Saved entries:
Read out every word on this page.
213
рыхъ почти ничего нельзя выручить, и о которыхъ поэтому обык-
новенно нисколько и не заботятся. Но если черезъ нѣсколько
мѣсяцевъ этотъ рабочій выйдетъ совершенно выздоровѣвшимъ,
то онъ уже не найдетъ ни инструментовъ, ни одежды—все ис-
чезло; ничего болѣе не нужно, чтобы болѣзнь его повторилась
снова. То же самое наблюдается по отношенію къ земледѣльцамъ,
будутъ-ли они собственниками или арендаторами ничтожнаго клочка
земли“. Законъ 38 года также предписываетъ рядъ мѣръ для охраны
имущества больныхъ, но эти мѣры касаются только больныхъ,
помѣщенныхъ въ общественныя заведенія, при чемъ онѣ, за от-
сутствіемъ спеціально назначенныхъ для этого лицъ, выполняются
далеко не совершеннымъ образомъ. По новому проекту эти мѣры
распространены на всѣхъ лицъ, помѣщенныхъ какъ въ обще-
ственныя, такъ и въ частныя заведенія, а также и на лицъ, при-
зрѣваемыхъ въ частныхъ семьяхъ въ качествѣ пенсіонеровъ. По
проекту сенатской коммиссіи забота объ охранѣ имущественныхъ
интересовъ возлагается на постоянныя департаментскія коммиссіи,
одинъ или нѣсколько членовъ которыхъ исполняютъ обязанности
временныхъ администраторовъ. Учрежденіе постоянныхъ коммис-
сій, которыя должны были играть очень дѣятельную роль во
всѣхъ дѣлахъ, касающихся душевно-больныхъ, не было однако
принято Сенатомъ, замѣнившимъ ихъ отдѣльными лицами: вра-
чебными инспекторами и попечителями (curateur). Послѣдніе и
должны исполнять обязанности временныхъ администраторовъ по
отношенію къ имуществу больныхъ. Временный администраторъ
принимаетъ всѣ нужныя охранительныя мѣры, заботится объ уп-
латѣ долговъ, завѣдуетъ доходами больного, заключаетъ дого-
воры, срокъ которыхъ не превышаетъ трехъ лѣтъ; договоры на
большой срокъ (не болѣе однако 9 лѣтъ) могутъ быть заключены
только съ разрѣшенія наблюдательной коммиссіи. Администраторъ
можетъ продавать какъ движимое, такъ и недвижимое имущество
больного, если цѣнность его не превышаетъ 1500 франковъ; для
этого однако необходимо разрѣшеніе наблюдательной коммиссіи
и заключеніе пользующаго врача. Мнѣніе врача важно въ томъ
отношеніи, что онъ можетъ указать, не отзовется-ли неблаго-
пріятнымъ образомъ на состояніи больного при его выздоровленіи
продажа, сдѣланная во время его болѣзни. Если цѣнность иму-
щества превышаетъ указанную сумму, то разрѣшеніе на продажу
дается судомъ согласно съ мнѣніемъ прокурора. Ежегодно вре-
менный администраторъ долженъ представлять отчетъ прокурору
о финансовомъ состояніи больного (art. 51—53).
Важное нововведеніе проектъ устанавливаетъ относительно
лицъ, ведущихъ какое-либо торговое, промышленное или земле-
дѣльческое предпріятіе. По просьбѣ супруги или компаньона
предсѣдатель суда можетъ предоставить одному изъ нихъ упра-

> [To be done]:
Copy out every line of the data above, exactly as given.

> [Solution below]:
Read out every word on this page.
213
рыхъ почти ничего нельзя выручить, и о которыхъ поэтому обык-
новенно нисколько и не заботятся. Но если черезъ нѣсколько
мѣсяцевъ этотъ рабочій выйдетъ совершенно выздоровѣвшимъ,
то онъ уже не найдетъ ни инструментовъ, ни одежды—все ис-
чезло; ничего болѣе не нужно, чтобы болѣзнь его повторилась
снова. То же самое наблюдается по отношенію къ земледѣльцамъ,
будутъ-ли они собственниками или арендаторами ничтожнаго клочка
земли“. Законъ 38 года также предписываетъ рядъ мѣръ для охраны
имущества больныхъ, но эти мѣры касаются только больныхъ,
помѣщенныхъ въ общественныя заведенія, при чемъ онѣ, за от-
сутствіемъ спеціально назначенныхъ для этого лицъ, выполняются
далеко не совершеннымъ образомъ. По новому проекту эти мѣры
распространены на всѣхъ лицъ, помѣщенныхъ какъ въ обще-
ственныя, такъ и въ частныя заведенія, а также и на лицъ, при-
зрѣваемыхъ въ частныхъ семьяхъ въ качествѣ пенсіонеровъ. По
проекту сенатской коммиссіи забота объ охранѣ имущественныхъ
интересовъ возлагается на постоянныя департаментскія коммиссіи,
одинъ или нѣсколько членовъ которыхъ исполняютъ обязанности
временныхъ администраторовъ. Учрежденіе постоянныхъ коммис-
сій, которыя должны были играть очень дѣятельную роль во
всѣхъ дѣлахъ, касающихся душевно-больныхъ, не было однако
принято Сенатомъ, замѣнившимъ ихъ отдѣльными лицами: вра-
чебными инспекторами и попечителями (curateur). Послѣдніе и
должны исполнять обязанности временныхъ администраторовъ по
отношенію къ имуществу больныхъ. Временный администраторъ
принимаетъ всѣ нужныя охранительныя мѣры, заботится объ уп-
латѣ долговъ, завѣдуетъ доходами больного, заключаетъ дого-
воры, срокъ которыхъ не превышаетъ трехъ лѣтъ; договоры на
большой срокъ (не болѣе однако 9 лѣтъ) могутъ быть заключены
только съ разрѣшенія наблюдательной коммиссіи. Администраторъ
можетъ продавать какъ движимое, такъ и недвижимое имущество
больного, если цѣнность его не превышаетъ 1500 франковъ; для
этого однако необходимо разрѣшеніе наблюдательной коммиссіи
и заключеніе пользующаго врача. Мнѣніе врача важно въ томъ
отношеніи, что онъ можетъ указать, не отзовется-ли неблаго-
пріятнымъ образомъ на состояніи больного при его выздоровленіи
продажа, сдѣланная во время его болѣзни. Если цѣнность иму-
щества превышаетъ указанную сумму, то разрѣшеніе на продажу
дается судомъ согласно съ мнѣніемъ прокурора. Ежегодно вре-
менный администраторъ долженъ представлять отчетъ прокурору
о финансовомъ состояніи больного (art. 51—53).
Важное нововведеніе проектъ устанавливаетъ относительно
лицъ, ведущихъ какое-либо торговое, промышленное или земле-
дѣльческое предпріятіе. По просьбѣ супруги или компаньона
предсѣдатель суда можетъ предоставить одному изъ нихъ упра-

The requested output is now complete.